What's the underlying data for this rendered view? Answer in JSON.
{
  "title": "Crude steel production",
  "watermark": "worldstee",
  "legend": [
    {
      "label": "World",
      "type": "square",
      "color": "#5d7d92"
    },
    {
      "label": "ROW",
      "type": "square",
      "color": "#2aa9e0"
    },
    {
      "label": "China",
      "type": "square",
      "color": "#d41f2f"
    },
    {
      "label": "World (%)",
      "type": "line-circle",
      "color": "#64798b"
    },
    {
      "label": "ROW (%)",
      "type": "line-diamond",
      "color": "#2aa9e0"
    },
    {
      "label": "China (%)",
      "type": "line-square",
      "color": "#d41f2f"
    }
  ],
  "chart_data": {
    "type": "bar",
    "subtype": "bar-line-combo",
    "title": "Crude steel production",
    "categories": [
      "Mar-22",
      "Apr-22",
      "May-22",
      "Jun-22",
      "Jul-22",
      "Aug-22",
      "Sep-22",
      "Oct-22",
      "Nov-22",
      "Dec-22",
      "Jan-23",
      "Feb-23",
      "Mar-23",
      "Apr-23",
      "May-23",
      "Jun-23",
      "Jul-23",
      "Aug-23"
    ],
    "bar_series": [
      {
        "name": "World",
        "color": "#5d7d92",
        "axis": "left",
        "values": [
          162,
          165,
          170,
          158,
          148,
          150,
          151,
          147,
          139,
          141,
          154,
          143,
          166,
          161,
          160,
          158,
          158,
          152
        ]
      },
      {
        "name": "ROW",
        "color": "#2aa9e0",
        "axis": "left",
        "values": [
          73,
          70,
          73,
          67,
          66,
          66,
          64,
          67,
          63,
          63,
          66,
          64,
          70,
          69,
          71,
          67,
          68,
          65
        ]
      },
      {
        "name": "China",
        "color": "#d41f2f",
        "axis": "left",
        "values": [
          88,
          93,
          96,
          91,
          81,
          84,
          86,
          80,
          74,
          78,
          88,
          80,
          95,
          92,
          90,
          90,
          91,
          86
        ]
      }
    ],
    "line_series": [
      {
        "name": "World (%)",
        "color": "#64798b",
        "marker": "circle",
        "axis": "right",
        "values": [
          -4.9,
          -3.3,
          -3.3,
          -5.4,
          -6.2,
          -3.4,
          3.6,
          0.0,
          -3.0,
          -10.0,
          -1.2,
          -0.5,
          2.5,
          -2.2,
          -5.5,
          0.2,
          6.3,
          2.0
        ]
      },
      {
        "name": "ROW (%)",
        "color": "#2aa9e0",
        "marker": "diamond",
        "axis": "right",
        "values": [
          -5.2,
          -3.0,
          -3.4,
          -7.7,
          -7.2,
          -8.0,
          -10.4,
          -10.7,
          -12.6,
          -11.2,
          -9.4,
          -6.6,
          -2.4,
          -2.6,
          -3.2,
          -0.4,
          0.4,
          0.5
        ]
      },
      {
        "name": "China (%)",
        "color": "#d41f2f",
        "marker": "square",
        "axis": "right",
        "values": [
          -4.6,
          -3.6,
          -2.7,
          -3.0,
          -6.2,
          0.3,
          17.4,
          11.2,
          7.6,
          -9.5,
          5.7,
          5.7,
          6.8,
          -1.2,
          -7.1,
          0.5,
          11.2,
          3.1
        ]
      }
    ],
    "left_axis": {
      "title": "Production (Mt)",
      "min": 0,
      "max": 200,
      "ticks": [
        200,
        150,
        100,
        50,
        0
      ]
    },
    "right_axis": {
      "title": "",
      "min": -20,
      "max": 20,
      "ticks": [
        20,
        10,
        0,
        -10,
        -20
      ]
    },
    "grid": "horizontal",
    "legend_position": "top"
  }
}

== Aim ==
From the entries above, list each line with "label" in it.

== Response to this task ==
      "label": "World",
      "label": "ROW",
      "label": "China",
      "label": "World (%)",
      "label": "ROW (%)",
      "label": "China (%)",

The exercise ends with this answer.